Direction:
Output the data word for word, dropping every image.

Input:
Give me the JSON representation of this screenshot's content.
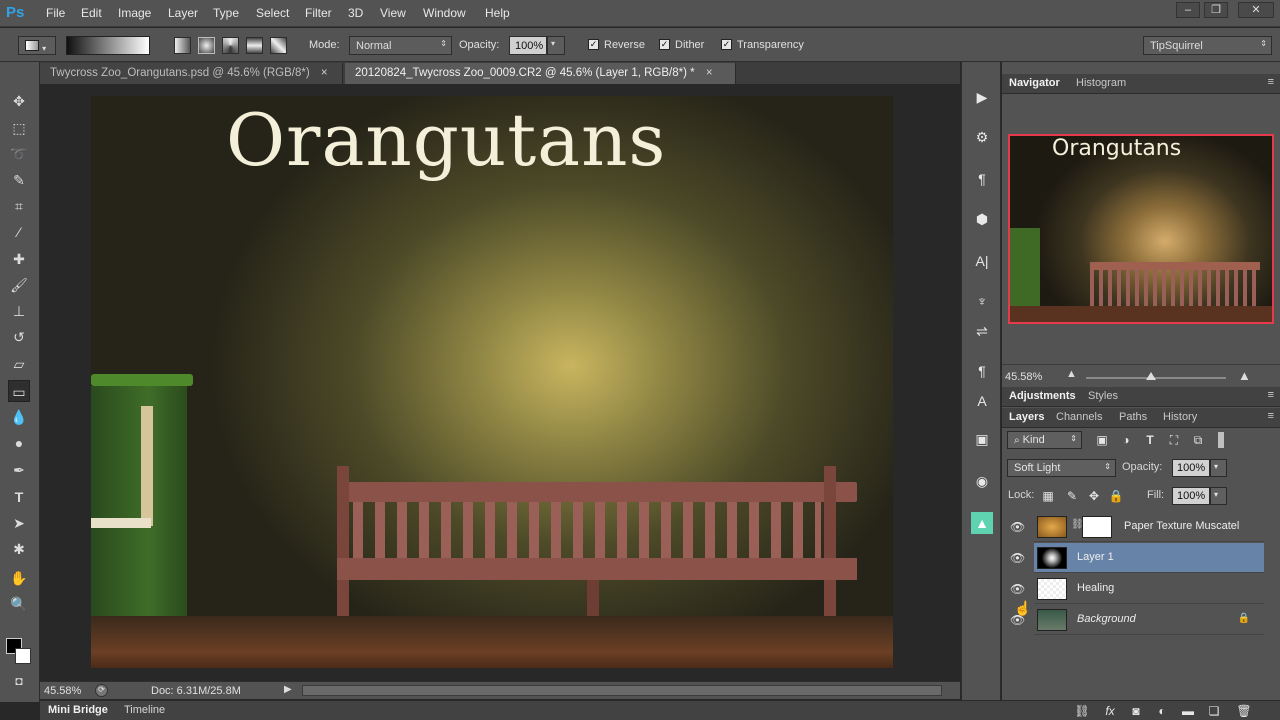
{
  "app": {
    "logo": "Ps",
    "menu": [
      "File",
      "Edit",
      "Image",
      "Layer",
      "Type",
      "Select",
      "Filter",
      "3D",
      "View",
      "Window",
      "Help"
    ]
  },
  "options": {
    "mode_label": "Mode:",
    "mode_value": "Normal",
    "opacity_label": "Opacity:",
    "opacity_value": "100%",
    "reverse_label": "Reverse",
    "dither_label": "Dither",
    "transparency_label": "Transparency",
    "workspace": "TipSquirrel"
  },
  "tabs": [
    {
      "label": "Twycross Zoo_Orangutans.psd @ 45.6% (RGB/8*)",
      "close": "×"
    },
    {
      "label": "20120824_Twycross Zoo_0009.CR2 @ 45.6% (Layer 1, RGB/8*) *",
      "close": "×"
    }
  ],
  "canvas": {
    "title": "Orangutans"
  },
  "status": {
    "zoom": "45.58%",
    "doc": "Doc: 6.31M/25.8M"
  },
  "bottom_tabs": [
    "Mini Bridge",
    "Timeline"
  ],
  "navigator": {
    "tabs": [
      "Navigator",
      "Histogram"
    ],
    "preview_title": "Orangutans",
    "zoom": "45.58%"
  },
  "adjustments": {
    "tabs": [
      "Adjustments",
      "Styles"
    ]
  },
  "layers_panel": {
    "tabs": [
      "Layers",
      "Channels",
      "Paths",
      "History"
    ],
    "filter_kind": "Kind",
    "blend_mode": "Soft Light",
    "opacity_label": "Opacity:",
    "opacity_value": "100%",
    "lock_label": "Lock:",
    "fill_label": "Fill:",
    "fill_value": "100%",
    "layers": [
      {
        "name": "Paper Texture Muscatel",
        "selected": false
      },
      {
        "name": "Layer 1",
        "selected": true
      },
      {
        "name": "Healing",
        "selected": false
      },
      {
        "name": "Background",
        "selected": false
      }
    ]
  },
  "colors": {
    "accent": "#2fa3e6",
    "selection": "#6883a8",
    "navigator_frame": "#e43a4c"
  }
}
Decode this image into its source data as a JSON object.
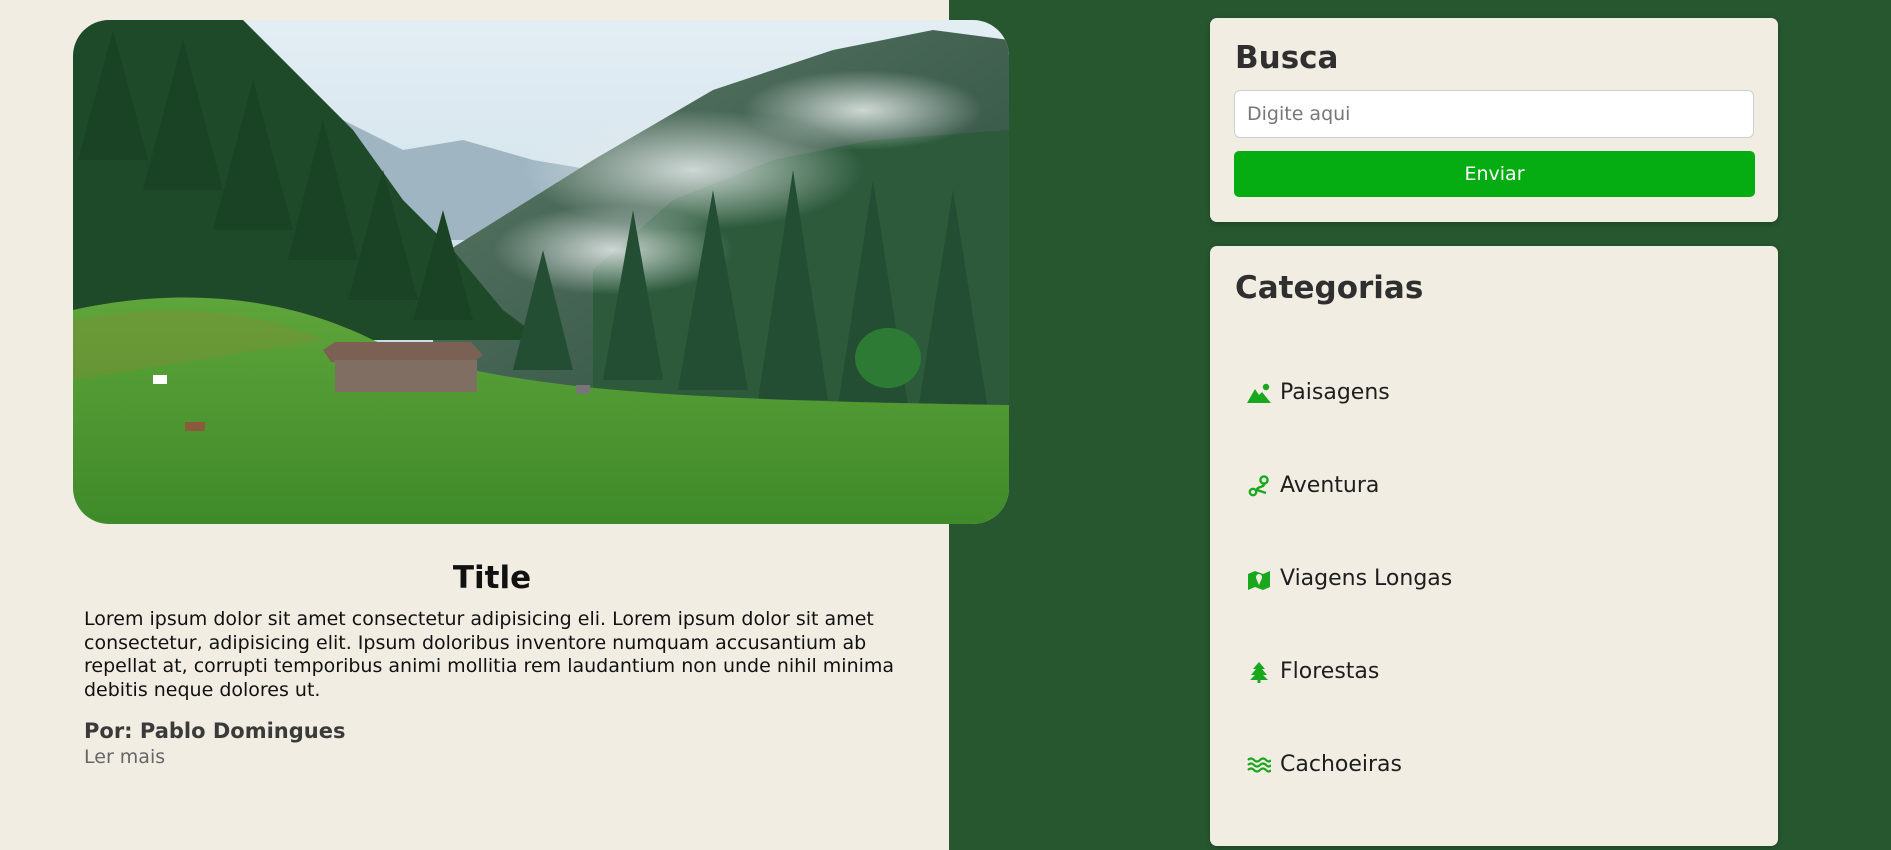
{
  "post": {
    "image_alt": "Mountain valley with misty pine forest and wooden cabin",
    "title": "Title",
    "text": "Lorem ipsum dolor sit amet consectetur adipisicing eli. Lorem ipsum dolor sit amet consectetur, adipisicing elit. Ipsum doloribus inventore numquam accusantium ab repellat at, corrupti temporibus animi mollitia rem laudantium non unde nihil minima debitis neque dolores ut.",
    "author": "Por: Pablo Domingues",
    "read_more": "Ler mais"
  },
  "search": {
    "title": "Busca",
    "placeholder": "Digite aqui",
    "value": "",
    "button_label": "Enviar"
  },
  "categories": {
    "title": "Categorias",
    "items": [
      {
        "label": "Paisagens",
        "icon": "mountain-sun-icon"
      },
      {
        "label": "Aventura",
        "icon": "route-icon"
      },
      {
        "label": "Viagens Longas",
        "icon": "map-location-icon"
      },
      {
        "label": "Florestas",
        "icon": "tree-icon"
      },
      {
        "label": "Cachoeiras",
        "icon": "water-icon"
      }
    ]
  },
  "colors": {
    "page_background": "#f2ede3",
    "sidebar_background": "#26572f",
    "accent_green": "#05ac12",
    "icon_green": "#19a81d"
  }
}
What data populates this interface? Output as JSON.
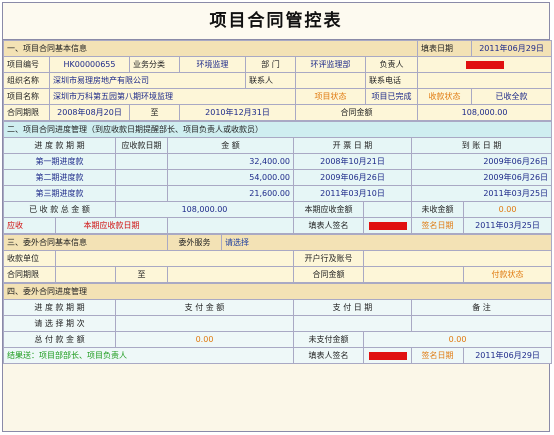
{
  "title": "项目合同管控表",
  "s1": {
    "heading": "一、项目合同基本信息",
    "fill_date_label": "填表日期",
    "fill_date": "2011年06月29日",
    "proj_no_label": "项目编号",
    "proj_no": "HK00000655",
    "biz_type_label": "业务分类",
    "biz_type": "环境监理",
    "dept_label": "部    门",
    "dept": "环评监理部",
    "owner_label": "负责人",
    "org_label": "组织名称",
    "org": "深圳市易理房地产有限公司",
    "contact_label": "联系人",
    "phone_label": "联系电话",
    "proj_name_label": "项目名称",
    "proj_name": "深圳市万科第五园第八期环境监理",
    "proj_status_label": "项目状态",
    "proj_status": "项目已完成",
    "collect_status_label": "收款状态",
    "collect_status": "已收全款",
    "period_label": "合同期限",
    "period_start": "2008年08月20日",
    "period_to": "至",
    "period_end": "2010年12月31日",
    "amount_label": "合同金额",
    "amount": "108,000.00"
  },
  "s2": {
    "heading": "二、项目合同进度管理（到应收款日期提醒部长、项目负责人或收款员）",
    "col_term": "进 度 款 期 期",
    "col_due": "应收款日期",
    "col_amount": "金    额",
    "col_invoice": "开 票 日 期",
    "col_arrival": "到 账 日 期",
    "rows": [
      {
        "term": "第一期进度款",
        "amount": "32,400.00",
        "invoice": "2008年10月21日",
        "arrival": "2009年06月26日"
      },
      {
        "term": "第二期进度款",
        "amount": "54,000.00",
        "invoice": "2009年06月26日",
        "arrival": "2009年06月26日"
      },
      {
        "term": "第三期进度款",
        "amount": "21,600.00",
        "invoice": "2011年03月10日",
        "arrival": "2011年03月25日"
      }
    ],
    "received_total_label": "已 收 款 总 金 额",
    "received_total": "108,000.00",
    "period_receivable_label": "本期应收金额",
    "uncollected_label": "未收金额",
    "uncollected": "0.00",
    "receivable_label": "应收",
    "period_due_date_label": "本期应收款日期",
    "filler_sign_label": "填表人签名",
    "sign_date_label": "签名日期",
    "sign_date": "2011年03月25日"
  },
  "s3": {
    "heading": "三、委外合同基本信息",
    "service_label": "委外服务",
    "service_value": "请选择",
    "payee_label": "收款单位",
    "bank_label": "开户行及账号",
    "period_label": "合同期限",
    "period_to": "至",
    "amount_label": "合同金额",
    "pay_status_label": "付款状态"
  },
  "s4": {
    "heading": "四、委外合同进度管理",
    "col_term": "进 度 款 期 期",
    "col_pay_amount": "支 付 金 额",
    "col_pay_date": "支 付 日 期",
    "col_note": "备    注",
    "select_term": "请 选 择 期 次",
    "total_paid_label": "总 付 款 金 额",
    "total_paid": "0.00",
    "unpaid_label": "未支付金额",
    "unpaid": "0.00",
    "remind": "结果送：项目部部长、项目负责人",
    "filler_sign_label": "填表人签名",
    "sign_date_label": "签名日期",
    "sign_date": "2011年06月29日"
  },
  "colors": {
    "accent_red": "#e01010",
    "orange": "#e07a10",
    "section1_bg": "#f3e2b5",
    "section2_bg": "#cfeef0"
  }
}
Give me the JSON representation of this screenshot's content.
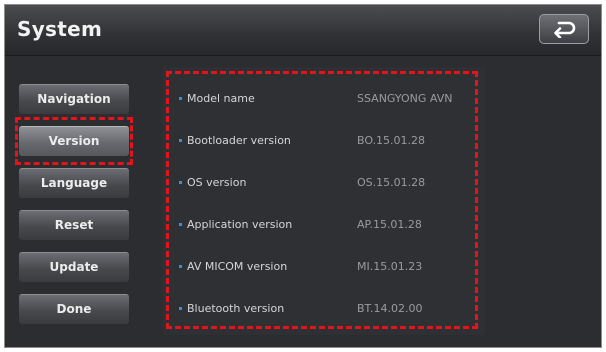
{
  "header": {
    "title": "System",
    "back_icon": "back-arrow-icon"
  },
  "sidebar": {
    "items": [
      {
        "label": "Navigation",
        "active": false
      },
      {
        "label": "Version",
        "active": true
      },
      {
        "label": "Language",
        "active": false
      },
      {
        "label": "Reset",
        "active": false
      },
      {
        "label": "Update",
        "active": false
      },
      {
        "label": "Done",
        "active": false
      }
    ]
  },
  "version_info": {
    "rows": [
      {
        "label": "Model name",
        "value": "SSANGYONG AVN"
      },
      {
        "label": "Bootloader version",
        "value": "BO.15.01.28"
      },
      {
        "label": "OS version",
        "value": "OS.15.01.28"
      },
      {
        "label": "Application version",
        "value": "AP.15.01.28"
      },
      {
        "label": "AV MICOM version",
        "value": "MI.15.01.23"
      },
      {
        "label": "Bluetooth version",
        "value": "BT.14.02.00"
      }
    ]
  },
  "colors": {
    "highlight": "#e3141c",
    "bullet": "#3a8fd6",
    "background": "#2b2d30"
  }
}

Reply to the exercise:
Give me the JSON representation of this screenshot's content.
{
  "app": {
    "logo": "Ps",
    "menu": [
      "File",
      "Edit",
      "Image",
      "Layer",
      "Type",
      "Select",
      "Filter",
      "3D",
      "View",
      "Window",
      "Help"
    ]
  },
  "options": {
    "mode_label": "Mode:",
    "mode_value": "Normal",
    "opacity_label": "Opacity:",
    "opacity_value": "100%",
    "reverse_label": "Reverse",
    "dither_label": "Dither",
    "transparency_label": "Transparency",
    "workspace": "TipSquirrel"
  },
  "tabs": [
    {
      "label": "Twycross Zoo_Orangutans.psd @ 45.6% (RGB/8*)",
      "close": "×"
    },
    {
      "label": "20120824_Twycross Zoo_0009.CR2 @ 45.6% (Layer 1, RGB/8*) *",
      "close": "×"
    }
  ],
  "canvas": {
    "title": "Orangutans"
  },
  "status": {
    "zoom": "45.58%",
    "doc": "Doc: 6.31M/25.8M"
  },
  "bottom_tabs": [
    "Mini Bridge",
    "Timeline"
  ],
  "navigator": {
    "tabs": [
      "Navigator",
      "Histogram"
    ],
    "preview_title": "Orangutans",
    "zoom": "45.58%"
  },
  "adjustments": {
    "tabs": [
      "Adjustments",
      "Styles"
    ]
  },
  "layers_panel": {
    "tabs": [
      "Layers",
      "Channels",
      "Paths",
      "History"
    ],
    "filter_kind": "Kind",
    "blend_mode": "Soft Light",
    "opacity_label": "Opacity:",
    "opacity_value": "100%",
    "lock_label": "Lock:",
    "fill_label": "Fill:",
    "fill_value": "100%",
    "layers": [
      {
        "name": "Paper Texture Muscatel",
        "selected": false
      },
      {
        "name": "Layer 1",
        "selected": true
      },
      {
        "name": "Healing",
        "selected": false
      },
      {
        "name": "Background",
        "selected": false
      }
    ]
  },
  "colors": {
    "accent": "#2fa3e6",
    "selection": "#6883a8",
    "navigator_frame": "#e43a4c"
  }
}
Decode this image into its source data as a JSON object.
{
  "post": {
    "image_alt": "Mountain valley with misty pine forest and wooden cabin",
    "title": "Title",
    "text": "Lorem ipsum dolor sit amet consectetur adipisicing eli. Lorem ipsum dolor sit amet consectetur, adipisicing elit. Ipsum doloribus inventore numquam accusantium ab repellat at, corrupti temporibus animi mollitia rem laudantium non unde nihil minima debitis neque dolores ut.",
    "author": "Por: Pablo Domingues",
    "read_more": "Ler mais"
  },
  "search": {
    "title": "Busca",
    "placeholder": "Digite aqui",
    "value": "",
    "button_label": "Enviar"
  },
  "categories": {
    "title": "Categorias",
    "items": [
      {
        "label": "Paisagens",
        "icon": "mountain-sun-icon"
      },
      {
        "label": "Aventura",
        "icon": "route-icon"
      },
      {
        "label": "Viagens Longas",
        "icon": "map-location-icon"
      },
      {
        "label": "Florestas",
        "icon": "tree-icon"
      },
      {
        "label": "Cachoeiras",
        "icon": "water-icon"
      }
    ]
  },
  "colors": {
    "page_background": "#f2ede3",
    "sidebar_background": "#26572f",
    "accent_green": "#05ac12",
    "icon_green": "#19a81d"
  }
}
What data populates this interface? Output as JSON.
{
  "title": "项目合同管控表",
  "s1": {
    "heading": "一、项目合同基本信息",
    "fill_date_label": "填表日期",
    "fill_date": "2011年06月29日",
    "proj_no_label": "项目编号",
    "proj_no": "HK00000655",
    "biz_type_label": "业务分类",
    "biz_type": "环境监理",
    "dept_label": "部    门",
    "dept": "环评监理部",
    "owner_label": "负责人",
    "org_label": "组织名称",
    "org": "深圳市易理房地产有限公司",
    "contact_label": "联系人",
    "phone_label": "联系电话",
    "proj_name_label": "项目名称",
    "proj_name": "深圳市万科第五园第八期环境监理",
    "proj_status_label": "项目状态",
    "proj_status": "项目已完成",
    "collect_status_label": "收款状态",
    "collect_status": "已收全款",
    "period_label": "合同期限",
    "period_start": "2008年08月20日",
    "period_to": "至",
    "period_end": "2010年12月31日",
    "amount_label": "合同金额",
    "amount": "108,000.00"
  },
  "s2": {
    "heading": "二、项目合同进度管理（到应收款日期提醒部长、项目负责人或收款员）",
    "col_term": "进 度 款 期 期",
    "col_due": "应收款日期",
    "col_amount": "金    额",
    "col_invoice": "开 票 日 期",
    "col_arrival": "到 账 日 期",
    "rows": [
      {
        "term": "第一期进度款",
        "amount": "32,400.00",
        "invoice": "2008年10月21日",
        "arrival": "2009年06月26日"
      },
      {
        "term": "第二期进度款",
        "amount": "54,000.00",
        "invoice": "2009年06月26日",
        "arrival": "2009年06月26日"
      },
      {
        "term": "第三期进度款",
        "amount": "21,600.00",
        "invoice": "2011年03月10日",
        "arrival": "2011年03月25日"
      }
    ],
    "received_total_label": "已 收 款 总 金 额",
    "received_total": "108,000.00",
    "period_receivable_label": "本期应收金额",
    "uncollected_label": "未收金额",
    "uncollected": "0.00",
    "receivable_label": "应收",
    "period_due_date_label": "本期应收款日期",
    "filler_sign_label": "填表人签名",
    "sign_date_label": "签名日期",
    "sign_date": "2011年03月25日"
  },
  "s3": {
    "heading": "三、委外合同基本信息",
    "service_label": "委外服务",
    "service_value": "请选择",
    "payee_label": "收款单位",
    "bank_label": "开户行及账号",
    "period_label": "合同期限",
    "period_to": "至",
    "amount_label": "合同金额",
    "pay_status_label": "付款状态"
  },
  "s4": {
    "heading": "四、委外合同进度管理",
    "col_term": "进 度 款 期 期",
    "col_pay_amount": "支 付 金 额",
    "col_pay_date": "支 付 日 期",
    "col_note": "备    注",
    "select_term": "请 选 择 期 次",
    "total_paid_label": "总 付 款 金 额",
    "total_paid": "0.00",
    "unpaid_label": "未支付金额",
    "unpaid": "0.00",
    "remind": "结果送：项目部部长、项目负责人",
    "filler_sign_label": "填表人签名",
    "sign_date_label": "签名日期",
    "sign_date": "2011年06月29日"
  },
  "colors": {
    "accent_red": "#e01010",
    "orange": "#e07a10",
    "section1_bg": "#f3e2b5",
    "section2_bg": "#cfeef0"
  }
}
Give me the JSON representation of this screenshot's content.
{
  "header": {
    "title": "System",
    "back_icon": "back-arrow-icon"
  },
  "sidebar": {
    "items": [
      {
        "label": "Navigation",
        "active": false
      },
      {
        "label": "Version",
        "active": true
      },
      {
        "label": "Language",
        "active": false
      },
      {
        "label": "Reset",
        "active": false
      },
      {
        "label": "Update",
        "active": false
      },
      {
        "label": "Done",
        "active": false
      }
    ]
  },
  "version_info": {
    "rows": [
      {
        "label": "Model name",
        "value": "SSANGYONG AVN"
      },
      {
        "label": "Bootloader version",
        "value": "BO.15.01.28"
      },
      {
        "label": "OS version",
        "value": "OS.15.01.28"
      },
      {
        "label": "Application version",
        "value": "AP.15.01.28"
      },
      {
        "label": "AV MICOM version",
        "value": "MI.15.01.23"
      },
      {
        "label": "Bluetooth version",
        "value": "BT.14.02.00"
      }
    ]
  },
  "colors": {
    "highlight": "#e3141c",
    "bullet": "#3a8fd6",
    "background": "#2b2d30"
  }
}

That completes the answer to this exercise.